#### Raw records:
□ □ □ □

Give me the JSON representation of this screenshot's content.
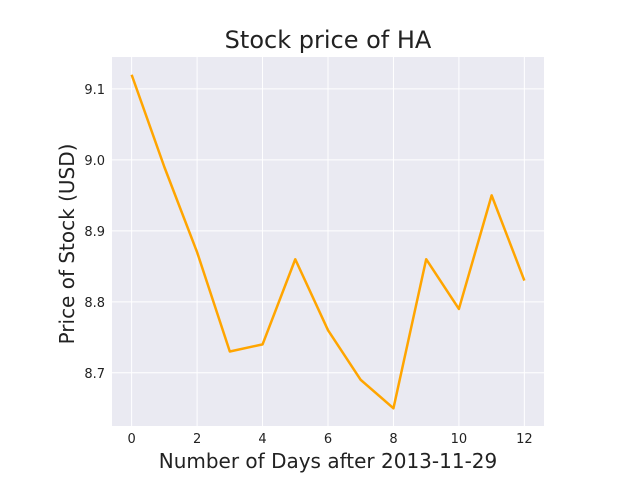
{
  "chart_data": {
    "type": "line",
    "title": "Stock price of HA",
    "xlabel": "Number of Days after 2013-11-29",
    "ylabel": "Price of Stock (USD)",
    "xlim": [
      -0.6,
      12.6
    ],
    "ylim": [
      8.625,
      9.145
    ],
    "xticks": [
      0,
      2,
      4,
      6,
      8,
      10,
      12
    ],
    "yticks": [
      8.7,
      8.8,
      8.9,
      9.0,
      9.1
    ],
    "ytick_labels": [
      "8.7",
      "8.8",
      "8.9",
      "9.0",
      "9.1"
    ],
    "grid": true,
    "series": [
      {
        "color": "#FFA500",
        "x": [
          0,
          1,
          2,
          3,
          4,
          5,
          6,
          7,
          8,
          9,
          10,
          11,
          12
        ],
        "y": [
          9.12,
          8.99,
          8.87,
          8.73,
          8.74,
          8.86,
          8.76,
          8.69,
          8.65,
          8.86,
          8.79,
          8.95,
          8.83
        ]
      }
    ],
    "background": "#EAEAF2",
    "grid_color": "#FFFFFF"
  }
}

□ □ □ □

#### Required work:
The listing above must be printed again exactly, minus its pictures.

#### Task result:
Give me the JSON representation of this screenshot's content.
{
  "chart_data": {
    "type": "line",
    "title": "Stock price of HA",
    "xlabel": "Number of Days after 2013-11-29",
    "ylabel": "Price of Stock (USD)",
    "xlim": [
      -0.6,
      12.6
    ],
    "ylim": [
      8.625,
      9.145
    ],
    "xticks": [
      0,
      2,
      4,
      6,
      8,
      10,
      12
    ],
    "yticks": [
      8.7,
      8.8,
      8.9,
      9.0,
      9.1
    ],
    "ytick_labels": [
      "8.7",
      "8.8",
      "8.9",
      "9.0",
      "9.1"
    ],
    "grid": true,
    "series": [
      {
        "color": "#FFA500",
        "x": [
          0,
          1,
          2,
          3,
          4,
          5,
          6,
          7,
          8,
          9,
          10,
          11,
          12
        ],
        "y": [
          9.12,
          8.99,
          8.87,
          8.73,
          8.74,
          8.86,
          8.76,
          8.69,
          8.65,
          8.86,
          8.79,
          8.95,
          8.83
        ]
      }
    ],
    "background": "#EAEAF2",
    "grid_color": "#FFFFFF"
  }
}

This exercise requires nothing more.